[Input data]
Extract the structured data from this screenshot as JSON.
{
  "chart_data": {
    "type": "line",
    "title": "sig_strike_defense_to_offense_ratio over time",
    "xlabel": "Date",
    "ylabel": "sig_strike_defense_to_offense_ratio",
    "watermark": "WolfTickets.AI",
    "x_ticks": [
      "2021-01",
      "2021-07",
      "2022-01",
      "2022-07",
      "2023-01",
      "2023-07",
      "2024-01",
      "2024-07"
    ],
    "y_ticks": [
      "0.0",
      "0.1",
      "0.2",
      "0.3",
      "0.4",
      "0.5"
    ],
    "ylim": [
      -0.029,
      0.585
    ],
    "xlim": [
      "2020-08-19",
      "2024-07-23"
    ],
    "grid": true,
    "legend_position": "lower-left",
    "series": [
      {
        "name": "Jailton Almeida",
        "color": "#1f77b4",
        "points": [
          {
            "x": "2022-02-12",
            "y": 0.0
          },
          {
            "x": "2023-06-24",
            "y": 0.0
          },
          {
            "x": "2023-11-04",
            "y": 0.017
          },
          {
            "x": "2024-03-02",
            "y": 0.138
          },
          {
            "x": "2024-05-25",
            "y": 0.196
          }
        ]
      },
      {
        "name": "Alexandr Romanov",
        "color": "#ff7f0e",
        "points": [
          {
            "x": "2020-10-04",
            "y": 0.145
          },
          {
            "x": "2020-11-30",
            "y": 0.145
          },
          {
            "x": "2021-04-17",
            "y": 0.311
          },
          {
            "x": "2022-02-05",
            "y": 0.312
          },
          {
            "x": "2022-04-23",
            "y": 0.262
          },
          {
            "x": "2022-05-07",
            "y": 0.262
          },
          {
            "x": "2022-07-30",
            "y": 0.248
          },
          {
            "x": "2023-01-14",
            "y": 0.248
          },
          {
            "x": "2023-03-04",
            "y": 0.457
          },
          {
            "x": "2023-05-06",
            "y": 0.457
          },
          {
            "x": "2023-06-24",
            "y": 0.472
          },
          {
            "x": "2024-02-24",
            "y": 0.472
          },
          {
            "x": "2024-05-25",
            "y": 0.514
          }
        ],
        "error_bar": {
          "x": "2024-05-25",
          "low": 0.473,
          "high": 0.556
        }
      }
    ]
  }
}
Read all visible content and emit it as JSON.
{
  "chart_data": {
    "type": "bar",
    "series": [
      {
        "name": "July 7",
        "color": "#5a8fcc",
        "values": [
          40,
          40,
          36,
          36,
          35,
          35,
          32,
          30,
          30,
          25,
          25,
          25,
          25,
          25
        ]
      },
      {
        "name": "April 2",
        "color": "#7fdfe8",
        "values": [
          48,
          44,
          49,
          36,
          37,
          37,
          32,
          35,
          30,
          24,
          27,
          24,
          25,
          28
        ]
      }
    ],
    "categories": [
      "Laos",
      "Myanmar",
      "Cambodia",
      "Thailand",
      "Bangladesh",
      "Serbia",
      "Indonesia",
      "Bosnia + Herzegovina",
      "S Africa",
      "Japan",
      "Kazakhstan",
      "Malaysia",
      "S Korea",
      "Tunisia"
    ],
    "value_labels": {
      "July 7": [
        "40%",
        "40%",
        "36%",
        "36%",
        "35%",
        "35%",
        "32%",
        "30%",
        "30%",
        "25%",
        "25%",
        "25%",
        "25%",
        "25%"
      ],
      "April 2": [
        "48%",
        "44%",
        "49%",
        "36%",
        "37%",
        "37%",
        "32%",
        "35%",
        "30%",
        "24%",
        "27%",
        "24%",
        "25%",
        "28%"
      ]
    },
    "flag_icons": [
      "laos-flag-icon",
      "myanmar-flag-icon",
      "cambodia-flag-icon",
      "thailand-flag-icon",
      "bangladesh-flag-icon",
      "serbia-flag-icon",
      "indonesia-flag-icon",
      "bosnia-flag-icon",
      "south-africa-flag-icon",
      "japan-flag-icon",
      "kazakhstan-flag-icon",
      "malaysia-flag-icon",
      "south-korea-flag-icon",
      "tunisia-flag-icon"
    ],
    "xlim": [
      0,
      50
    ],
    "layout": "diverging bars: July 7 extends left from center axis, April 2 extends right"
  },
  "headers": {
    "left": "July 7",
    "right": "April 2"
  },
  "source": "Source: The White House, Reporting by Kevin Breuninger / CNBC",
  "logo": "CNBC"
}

[Stated problem] Pull out every line in the data above that has the word "right".

[Output for this task]
    "layout": "diverging bars: July 7 extends left from center axis, April 2 extends right"
    "right": "April 2"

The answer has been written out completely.